:: Supplied data

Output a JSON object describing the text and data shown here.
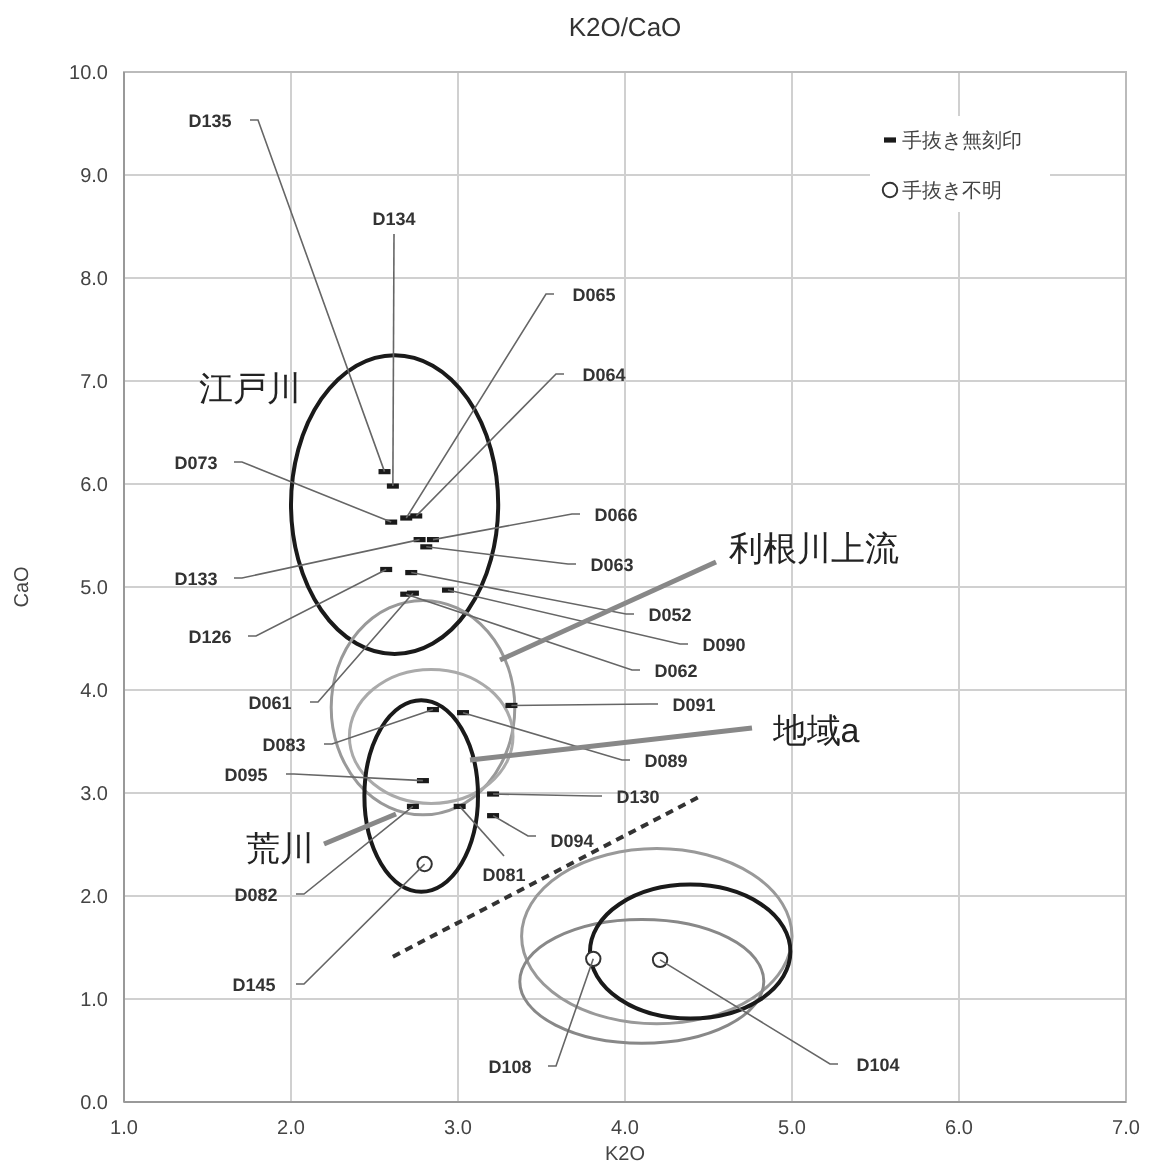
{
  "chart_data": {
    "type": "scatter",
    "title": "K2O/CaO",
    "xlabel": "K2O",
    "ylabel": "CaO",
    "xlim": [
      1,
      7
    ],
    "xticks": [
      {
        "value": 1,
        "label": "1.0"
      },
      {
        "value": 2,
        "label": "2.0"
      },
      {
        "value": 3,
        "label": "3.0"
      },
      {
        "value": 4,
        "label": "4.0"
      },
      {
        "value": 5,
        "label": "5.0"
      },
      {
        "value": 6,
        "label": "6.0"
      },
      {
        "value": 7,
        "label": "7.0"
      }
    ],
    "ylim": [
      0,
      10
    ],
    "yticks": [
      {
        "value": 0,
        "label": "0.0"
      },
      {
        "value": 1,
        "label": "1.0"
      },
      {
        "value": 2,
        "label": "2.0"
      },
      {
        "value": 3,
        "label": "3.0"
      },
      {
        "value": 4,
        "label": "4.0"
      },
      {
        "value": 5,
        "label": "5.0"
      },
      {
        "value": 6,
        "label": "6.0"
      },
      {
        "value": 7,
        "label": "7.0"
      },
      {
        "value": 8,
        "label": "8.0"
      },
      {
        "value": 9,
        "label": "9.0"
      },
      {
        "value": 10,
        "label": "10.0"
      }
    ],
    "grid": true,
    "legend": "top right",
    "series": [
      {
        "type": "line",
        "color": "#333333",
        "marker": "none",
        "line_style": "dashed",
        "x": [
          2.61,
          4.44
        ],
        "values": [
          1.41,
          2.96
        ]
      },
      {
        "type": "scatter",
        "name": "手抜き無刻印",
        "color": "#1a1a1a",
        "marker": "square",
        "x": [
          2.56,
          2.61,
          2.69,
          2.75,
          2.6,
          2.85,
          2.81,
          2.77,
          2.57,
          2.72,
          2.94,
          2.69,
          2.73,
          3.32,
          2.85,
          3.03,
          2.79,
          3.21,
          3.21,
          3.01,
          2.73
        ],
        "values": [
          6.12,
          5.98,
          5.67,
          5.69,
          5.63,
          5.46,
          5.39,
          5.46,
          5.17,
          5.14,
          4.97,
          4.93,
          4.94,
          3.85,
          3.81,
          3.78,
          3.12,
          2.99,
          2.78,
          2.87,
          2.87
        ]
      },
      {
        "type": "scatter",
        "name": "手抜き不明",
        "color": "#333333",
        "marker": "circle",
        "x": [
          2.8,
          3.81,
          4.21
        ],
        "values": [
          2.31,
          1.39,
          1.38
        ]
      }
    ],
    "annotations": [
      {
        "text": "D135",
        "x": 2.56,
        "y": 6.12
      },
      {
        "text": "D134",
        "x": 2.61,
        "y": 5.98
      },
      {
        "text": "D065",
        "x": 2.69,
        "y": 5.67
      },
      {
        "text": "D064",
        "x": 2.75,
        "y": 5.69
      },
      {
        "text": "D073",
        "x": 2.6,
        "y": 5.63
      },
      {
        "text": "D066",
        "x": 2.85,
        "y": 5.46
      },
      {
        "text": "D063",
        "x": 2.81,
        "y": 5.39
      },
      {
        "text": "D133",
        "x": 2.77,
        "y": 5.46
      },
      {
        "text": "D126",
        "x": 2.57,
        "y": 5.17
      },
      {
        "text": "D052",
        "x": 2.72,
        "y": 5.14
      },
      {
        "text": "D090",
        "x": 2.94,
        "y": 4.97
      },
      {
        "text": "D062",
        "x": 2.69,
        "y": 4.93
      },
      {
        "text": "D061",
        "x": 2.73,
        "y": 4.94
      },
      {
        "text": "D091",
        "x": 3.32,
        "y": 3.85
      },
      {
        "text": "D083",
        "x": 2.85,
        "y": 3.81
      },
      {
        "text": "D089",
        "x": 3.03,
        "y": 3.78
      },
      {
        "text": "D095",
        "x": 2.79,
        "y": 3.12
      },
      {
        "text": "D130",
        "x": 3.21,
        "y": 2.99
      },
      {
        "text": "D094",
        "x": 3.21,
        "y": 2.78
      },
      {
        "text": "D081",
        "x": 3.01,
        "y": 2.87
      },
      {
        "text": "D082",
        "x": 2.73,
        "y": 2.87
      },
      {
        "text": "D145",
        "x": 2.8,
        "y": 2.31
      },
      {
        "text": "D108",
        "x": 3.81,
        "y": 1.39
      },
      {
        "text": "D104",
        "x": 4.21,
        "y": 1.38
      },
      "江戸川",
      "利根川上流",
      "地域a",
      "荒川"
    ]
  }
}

::::
:: Supplied data

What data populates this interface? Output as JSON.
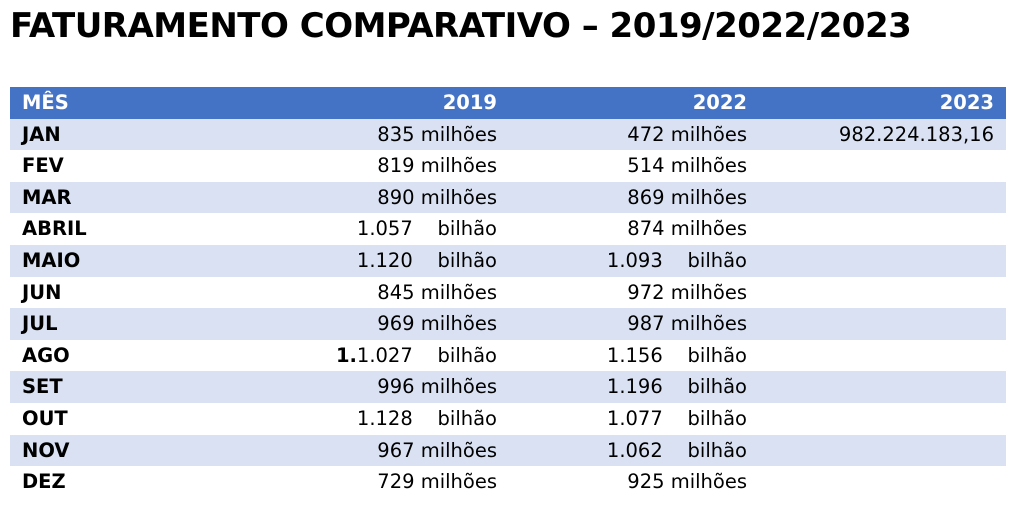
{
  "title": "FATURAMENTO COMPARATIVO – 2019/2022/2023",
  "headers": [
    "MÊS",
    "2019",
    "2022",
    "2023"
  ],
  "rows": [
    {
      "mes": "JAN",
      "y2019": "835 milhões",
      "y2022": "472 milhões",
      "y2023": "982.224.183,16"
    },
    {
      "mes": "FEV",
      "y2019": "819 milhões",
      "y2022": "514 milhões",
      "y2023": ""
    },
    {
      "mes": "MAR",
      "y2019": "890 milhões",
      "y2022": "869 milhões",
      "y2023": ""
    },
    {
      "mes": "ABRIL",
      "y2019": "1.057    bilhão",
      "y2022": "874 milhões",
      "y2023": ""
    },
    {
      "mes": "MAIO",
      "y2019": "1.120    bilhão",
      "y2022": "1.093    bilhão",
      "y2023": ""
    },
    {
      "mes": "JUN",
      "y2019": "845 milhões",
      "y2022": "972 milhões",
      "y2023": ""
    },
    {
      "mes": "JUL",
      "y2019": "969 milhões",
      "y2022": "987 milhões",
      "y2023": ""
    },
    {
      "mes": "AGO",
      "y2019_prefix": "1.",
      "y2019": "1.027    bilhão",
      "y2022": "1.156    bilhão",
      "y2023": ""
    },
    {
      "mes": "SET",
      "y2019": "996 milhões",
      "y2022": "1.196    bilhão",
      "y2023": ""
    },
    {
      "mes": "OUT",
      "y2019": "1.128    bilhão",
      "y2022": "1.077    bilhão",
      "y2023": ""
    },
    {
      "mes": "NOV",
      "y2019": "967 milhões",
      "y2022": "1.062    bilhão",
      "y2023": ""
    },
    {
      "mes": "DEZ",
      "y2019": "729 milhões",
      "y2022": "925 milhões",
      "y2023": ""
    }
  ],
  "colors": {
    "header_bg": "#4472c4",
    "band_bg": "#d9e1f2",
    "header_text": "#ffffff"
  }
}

::::

[Description of the task]
Search the records above for the string "title". Copy every line that contains it.

[Answer to this task]
    "title": "K2O/CaO",
  "title": "FATURAMENTO COMPARATIVO – 2019/2022/2023",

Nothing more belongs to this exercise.